Stored data entries
● ● ●
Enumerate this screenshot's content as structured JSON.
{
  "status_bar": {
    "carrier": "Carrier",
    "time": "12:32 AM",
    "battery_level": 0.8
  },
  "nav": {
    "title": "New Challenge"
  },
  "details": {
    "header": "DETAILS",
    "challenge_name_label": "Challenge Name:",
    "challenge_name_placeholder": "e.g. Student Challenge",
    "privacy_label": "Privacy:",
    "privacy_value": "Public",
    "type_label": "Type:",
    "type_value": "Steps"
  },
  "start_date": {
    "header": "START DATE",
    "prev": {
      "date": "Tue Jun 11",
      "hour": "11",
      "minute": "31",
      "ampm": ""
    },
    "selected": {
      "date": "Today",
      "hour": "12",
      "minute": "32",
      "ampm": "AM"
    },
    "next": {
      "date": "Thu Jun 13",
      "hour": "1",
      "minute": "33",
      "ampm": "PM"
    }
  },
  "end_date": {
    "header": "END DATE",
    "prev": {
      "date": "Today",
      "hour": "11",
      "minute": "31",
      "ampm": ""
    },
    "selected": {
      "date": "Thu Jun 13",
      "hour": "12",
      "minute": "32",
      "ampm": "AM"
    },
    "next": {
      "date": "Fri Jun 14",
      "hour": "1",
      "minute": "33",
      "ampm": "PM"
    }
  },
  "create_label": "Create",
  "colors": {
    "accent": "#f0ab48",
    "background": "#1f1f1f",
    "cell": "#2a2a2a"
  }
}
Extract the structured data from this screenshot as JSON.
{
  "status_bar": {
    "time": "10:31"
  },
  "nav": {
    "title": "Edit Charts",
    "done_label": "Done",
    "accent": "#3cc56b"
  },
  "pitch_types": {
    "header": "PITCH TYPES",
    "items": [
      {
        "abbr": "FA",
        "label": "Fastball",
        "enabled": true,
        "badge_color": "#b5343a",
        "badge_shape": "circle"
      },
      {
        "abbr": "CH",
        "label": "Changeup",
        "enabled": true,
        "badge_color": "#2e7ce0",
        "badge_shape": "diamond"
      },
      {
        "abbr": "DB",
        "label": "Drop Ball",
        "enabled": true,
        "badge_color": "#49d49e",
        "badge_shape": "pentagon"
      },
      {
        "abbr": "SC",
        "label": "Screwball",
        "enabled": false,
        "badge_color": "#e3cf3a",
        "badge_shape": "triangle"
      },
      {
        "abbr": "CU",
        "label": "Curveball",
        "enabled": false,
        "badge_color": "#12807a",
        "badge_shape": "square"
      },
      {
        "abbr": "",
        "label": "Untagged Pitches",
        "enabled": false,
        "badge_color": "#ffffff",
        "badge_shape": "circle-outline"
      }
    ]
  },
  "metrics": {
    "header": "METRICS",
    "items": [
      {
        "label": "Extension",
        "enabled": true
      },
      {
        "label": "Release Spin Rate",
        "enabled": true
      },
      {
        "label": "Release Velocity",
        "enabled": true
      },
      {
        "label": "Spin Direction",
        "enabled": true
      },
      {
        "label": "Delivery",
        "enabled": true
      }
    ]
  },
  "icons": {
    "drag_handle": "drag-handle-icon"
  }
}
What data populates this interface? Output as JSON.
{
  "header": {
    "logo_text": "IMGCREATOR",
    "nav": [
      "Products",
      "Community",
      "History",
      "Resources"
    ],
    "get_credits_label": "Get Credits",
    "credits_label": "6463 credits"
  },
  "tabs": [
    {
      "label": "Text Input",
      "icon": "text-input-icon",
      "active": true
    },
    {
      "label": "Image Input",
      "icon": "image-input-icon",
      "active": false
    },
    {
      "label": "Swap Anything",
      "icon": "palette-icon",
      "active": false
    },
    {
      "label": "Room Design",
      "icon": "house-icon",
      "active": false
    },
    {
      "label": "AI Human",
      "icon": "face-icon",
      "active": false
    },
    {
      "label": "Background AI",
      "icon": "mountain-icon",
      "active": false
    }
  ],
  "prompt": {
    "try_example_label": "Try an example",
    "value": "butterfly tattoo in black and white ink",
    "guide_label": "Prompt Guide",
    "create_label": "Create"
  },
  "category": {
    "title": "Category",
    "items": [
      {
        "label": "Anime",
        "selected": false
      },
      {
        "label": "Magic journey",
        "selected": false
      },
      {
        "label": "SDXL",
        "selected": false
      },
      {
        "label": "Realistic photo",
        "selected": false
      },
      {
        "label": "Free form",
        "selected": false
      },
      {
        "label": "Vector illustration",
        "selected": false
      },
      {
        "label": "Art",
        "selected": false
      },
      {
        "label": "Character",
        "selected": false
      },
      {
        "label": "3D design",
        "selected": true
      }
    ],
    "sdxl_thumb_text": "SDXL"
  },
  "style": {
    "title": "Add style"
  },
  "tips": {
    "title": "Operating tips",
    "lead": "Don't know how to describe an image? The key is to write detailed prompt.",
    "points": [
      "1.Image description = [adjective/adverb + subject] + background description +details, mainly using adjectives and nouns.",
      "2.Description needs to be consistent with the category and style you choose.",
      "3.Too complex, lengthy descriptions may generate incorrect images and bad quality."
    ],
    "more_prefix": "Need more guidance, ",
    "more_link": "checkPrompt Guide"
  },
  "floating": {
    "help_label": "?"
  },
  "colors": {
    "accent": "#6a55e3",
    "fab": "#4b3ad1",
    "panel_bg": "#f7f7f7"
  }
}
● ● ●
In the listing, find each line with the string "structured" and copy it.

▶ **ANSWER TO THIS PROBLEM**
Enumerate this screenshot's content as structured JSON.
Extract the structured data from this screenshot as JSON.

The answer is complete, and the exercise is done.